Recorded data
#####

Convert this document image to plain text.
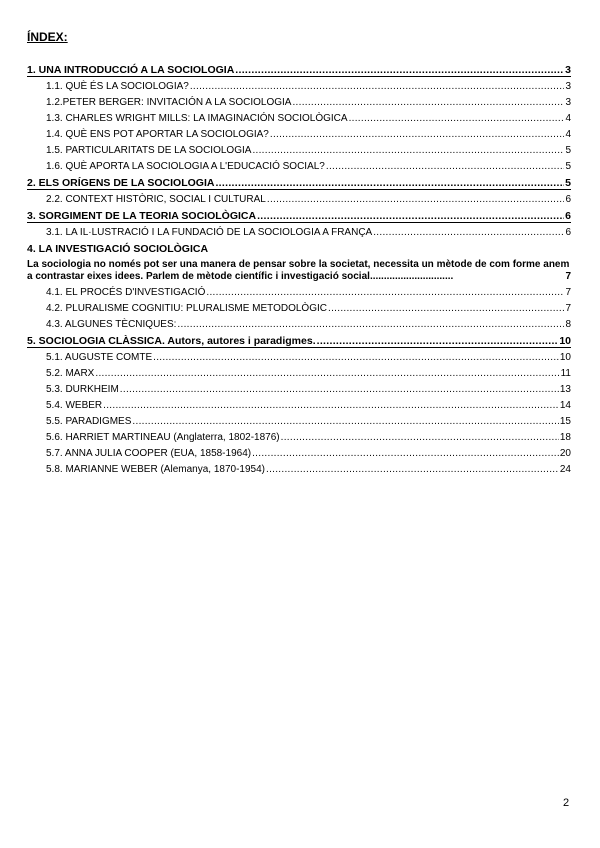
ÍNDEX:
1. UNA INTRODUCCIÓ A LA SOCIOLOGIA .....	3
1.1. QUÈ ÉS LA SOCIOLOGIA? .....	3
1.2.PETER BERGER: INVITACIÓN A LA SOCIOLOGIA .....	3
1.3. CHARLES WRIGHT MILLS: LA IMAGINACIÓN SOCIOLÒGICA .....	4
1.4. QUÈ ENS POT APORTAR LA SOCIOLOGIA? .....	4
1.5. PARTICULARITATS DE LA SOCIOLOGIA .....	5
1.6. QUÈ APORTA LA SOCIOLOGIA A L'EDUCACIÓ SOCIAL? .....	5
2. ELS ORÍGENS DE LA SOCIOLOGIA .....	5
2.2. CONTEXT HISTÒRIC, SOCIAL I CULTURAL .....	6
3. SORGIMENT DE LA TEORIA SOCIOLÒGICA .....	6
3.1. LA IL·LUSTRACIÓ I LA FUNDACIÓ DE LA SOCIOLOGIA A FRANÇA .....	6
4. LA INVESTIGACIÓ SOCIOLÒGICA
La sociologia no només pot ser una manera de pensar sobre la societat, necessita un mètode de com forme anem a contrastar eixes idees. Parlem de mètode científic i investigació social..............................	7
4.1. EL PROCÉS D'INVESTIGACIÓ .....	7
4.2. PLURALISME COGNITIU: PLURALISME METODOLÒGIC .....	7
4.3. ALGUNES TÈCNIQUES: .....	8
5. SOCIOLOGIA CLÀSSICA. Autors, autores i paradigmes. .....	10
5.1. AUGUSTE COMTE .....	10
5.2. MARX .....	11
5.3. DURKHEIM .....	13
5.4. WEBER .....	14
5.5. PARADIGMES .....	15
5.6. HARRIET MARTINEAU (Anglaterra, 1802-1876) .....	18
5.7. ANNA JULIA COOPER (EUA, 1858-1964) .....	20
5.8. MARIANNE WEBER (Alemanya, 1870-1954) .....	24
2
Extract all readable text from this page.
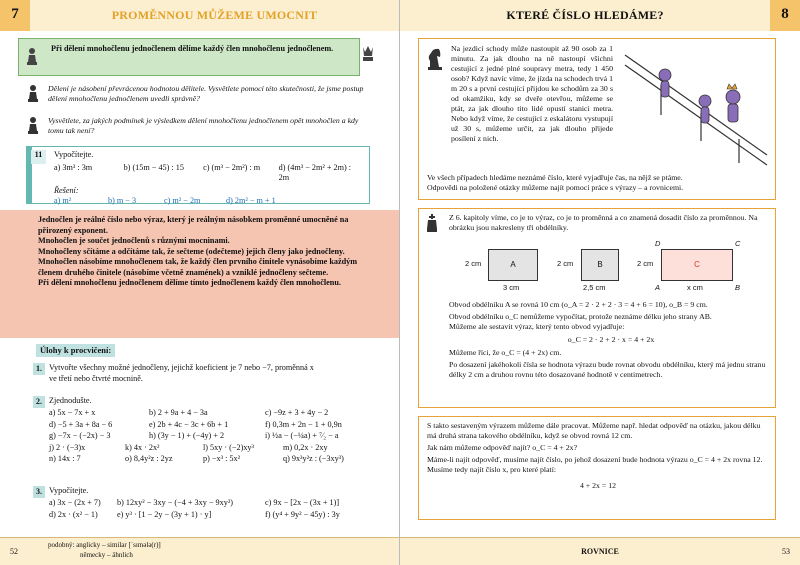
7	PROMĚNNOU MŮŽEME UMOCNIT
Při dělení mnohočlenu jednočlenem dělíme každý člen mnohočlenu jednočlenem.
Dělení je násobení převrácenou hodnotou dělitele. Vysvětlete pomocí této skutečnosti, že jsme postup dělení mnohočlenu jednočlenem uvedli správně?
Vysvětlete, za jakých podmínek je výsledkem dělení mnohočlenu jednočlenem opět mnohočlen a kdy tomu tak není?
11	Vypočítejte.
a) 3m³ : 3m	b) (15m − 45) : 15	c) (m³ − 2m²) : m	d) (4m³ − 2m² + 2m) : 2m
Řešení:
a) m²	b) m − 3	c) m² − 2m	d) 2m² − m + 1
Jednočlen je reálné číslo nebo výraz, který je reálným násobkem proměnné umocněné na přirozený exponent.
Mnohočlen je součet jednočlenů s různými mocninami.
Mnohočleny sčítáme a odčítáme tak, že sečteme (odečteme) jejich členy jako jednočleny.
Mnohočlen násobíme mnohočlenem tak, že každý člen prvního činitele vynásobíme každým členem druhého činitele (násobíme včetně znamének) a vzniklé jednočleny sečteme.
Při dělení mnohočlenu jednočlenem dělíme tímto jednočlenem každý člen mnohočlenu.
Úlohy k procvičení:
1. Vytvořte všechny možné jednočleny, jejichž koeficient je 7 nebo −7, proměnná x
ve třetí nebo čtvrté mocnině.
2. Zjednodušte.
a) 5x − 7x + x	b) 2 + 9a + 4 − 3a	c) −9z + 3 + 4y − 2
d) −5 + 3a + 8a − 6	e) 2b + 4c − 3c + 6b + 1	f) 0,3m + 2n − 1 + 0,9n
g) −7x − (−2x) − 3	h) (3y − 1) + (−4y) + 2	i) ½a − (−¼a) + ⁷⁄₂ − a
j) 2 · (−3)x	k) 4x · 2x²	l) 5xy · (−2)xy³	m) 0,2x · 2xy
n) 14x : 7	o) 8,4y²z : 2yz	p) −x³ : 5x²	q) 9x³y²z : (−3xy³)
3. Vypočítejte.
a) 3x − (2x + 7)	b) 12xy² − 3xy − (−4 + 3xy − 9xy²)	c) 9x − [2x − (3x + 1)]
d) 2x · (x² − 1)	e) y³ · [1 − 2y − (3y + 1) · y]	f) (y⁴ + 9y² − 45y) : 3y
52
podobný: anglicky – similar [ˈsɪmələ(r)]
německy – ähnlich
KTERÉ ČÍSLO HLEDÁME?	8
Na jezdicí schody může nastoupit až 90 osob za 1 minutu. Za jak dlouho na ně nastoupí všichni cestující z jedné plné soupravy metra, tedy 1 450 osob? Když navíc víme, že jízda na schodech trvá 1 m 20 s a první cestující přijdou ke schodům za 30 s od okamžiku, kdy se dveře otevřou, můžeme se ptát, za jak dlouho tito lidé opustí stanici metra. Nebo když víme, že cestující z eskalátoru vystupují už 30 s, můžeme určit, za jak dlouho přijede posílení z nich.
Ve všech případech hledáme neznámé číslo, které vyjadřuje čas, na nějž se ptáme.
Odpovědi na položené otázky můžeme najít pomocí práce s výrazy – a rovnicemi.
Z 6. kapitoly víme, co je to výraz, co je to proměnná a co znamená dosadit číslo za proměnnou. Na obrázku jsou nakresleny tři obdélníky.
A
2 cm
3 cm
B
2 cm
2,5 cm
C
2 cm
x cm
D	C
A	B
Obvod obdélníku A se rovná 10 cm (o_A = 2 · 2 + 2 · 3 = 4 + 6 = 10), o_B = 9 cm.
Obvod obdélníku o_C nemůžeme vypočítat, protože neznáme délku jeho strany AB.
Můžeme ale sestavit výraz, který tento obvod vyjadřuje:
o_C = 2 · 2 + 2 · x = 4 + 2x
Můžeme říci, že o_C = (4 + 2x) cm.
Po dosazení jakéhokoli čísla se hodnota výrazu bude rovnat obvodu obdélníku, který má jednu stranu délky 2 cm a druhou rovnu této dosazované hodnotě v centimetrech.
S takto sestaveným výrazem můžeme dále pracovat. Můžeme např. hledat odpověď na otázku, jakou délku má druhá strana takového obdélníku, když se obvod rovná 12 cm.
Jak nám můžeme odpověď najít? o_C = 4 + 2x?
Máme-li najít odpověď, musíme najít číslo, po jehož dosazení bude hodnota výrazu o_C = 4 + 2x rovna 12. Musíme tedy najít číslo x, pro které platí:
4 + 2x = 12
ROVNICE	53
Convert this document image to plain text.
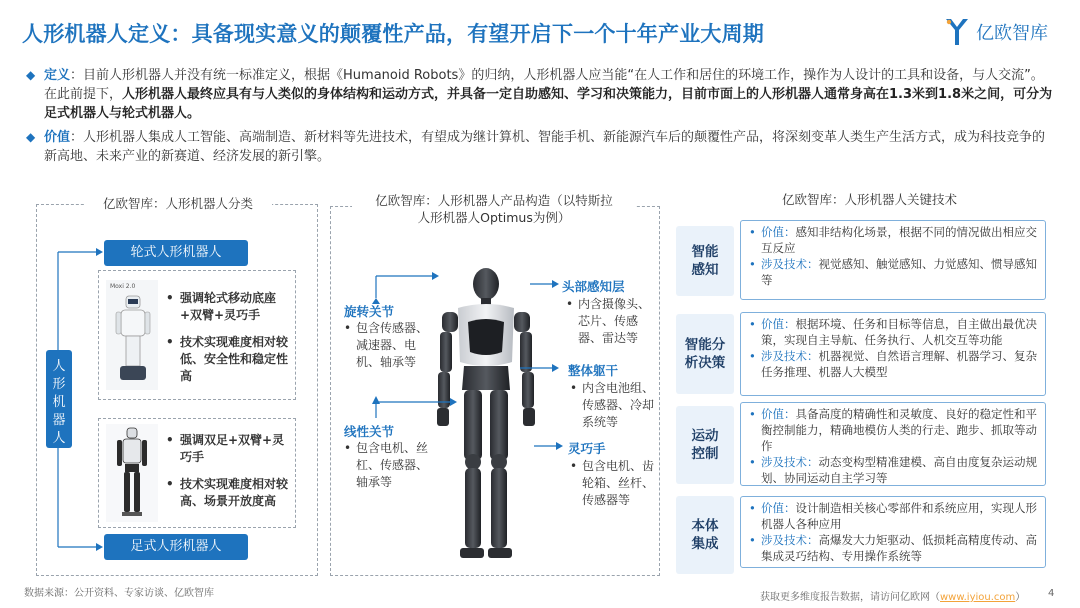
人形机器人定义：具备现实意义的颠覆性产品，有望开启下一个十年产业大周期	亿欧智库
◆ 定义：目前人形机器人并没有统一标准定义，根据《Humanoid Robots》的归纳，人形机器人应当能“在人工作和居住的环境工作，操作为人设计的工具和设备，与人交流”。在此前提下，人形机器人最终应具有与人类似的身体结构和运动方式，并具备一定自助感知、学习和决策能力，目前市面上的人形机器人通常身高在1.3米到1.8米之间，可分为足式机器人与轮式机器人。
◆ 价值：人形机器人集成人工智能、高端制造、新材料等先进技术，有望成为继计算机、智能手机、新能源汽车后的颠覆性产品，将深刻变革人类生产生活方式，成为科技竞争的新高地、未来产业的新赛道、经济发展的新引擎。
亿欧智库：人形机器人分类
人形机器人
轮式人形机器人
Moxi 2.0
• 强调轮式移动底座+双臂+灵巧手
• 技术实现难度相对较低、安全性和稳定性高
• 强调双足+双臂+灵巧手
• 技术实现难度相对较高、场景开放度高
足式人形机器人
亿欧智库：人形机器人产品构造（以特斯拉
人形机器人Optimus为例）
旋转关节
• 包含传感器、减速器、电机、轴承等
线性关节
• 包含电机、丝杠、传感器、轴承等
头部感知层
• 内含摄像头、芯片、传感器、雷达等
整体躯干
• 内含电池组、传感器、冷却系统等
灵巧手
• 包含电机、齿轮箱、丝杆、传感器等
亿欧智库：人形机器人关键技术
智能感知
• 价值：感知非结构化场景，根据不同的情况做出相应交互反应
• 涉及技术：视觉感知、触觉感知、力觉感知、惯导感知等
智能分析决策
• 价值：根据环境、任务和目标等信息，自主做出最优决策，实现自主导航、任务执行、人机交互等功能
• 涉及技术：机器视觉、自然语言理解、机器学习、复杂任务推理、机器人大模型
运动控制
• 价值：具备高度的精确性和灵敏度、良好的稳定性和平衡控制能力，精确地模仿人类的行走、跑步、抓取等动作
• 涉及技术：动态变构型精准建模、高自由度复杂运动规划、协同运动自主学习等
本体集成
• 价值：设计制造相关核心零部件和系统应用，实现人形机器人各种应用
• 涉及技术：高爆发大力矩驱动、低损耗高精度传动、高集成灵巧结构、专用操作系统等
数据来源：公开资料、专家访谈、亿欧智库	获取更多维度报告数据，请访问亿欧网（www.iyiou.com） 4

#####

● **GIVEN REQUEST**
Return every line from the records above that holds the word "涉及技术".

● **FINAL RESULT**
• 涉及技术：视觉感知、触觉感知、力觉感知、惯导感知等
• 涉及技术：机器视觉、自然语言理解、机器学习、复杂任务推理、机器人大模型
• 涉及技术：动态变构型精准建模、高自由度复杂运动规划、协同运动自主学习等
• 涉及技术：高爆发大力矩驱动、低损耗高精度传动、高集成灵巧结构、专用操作系统等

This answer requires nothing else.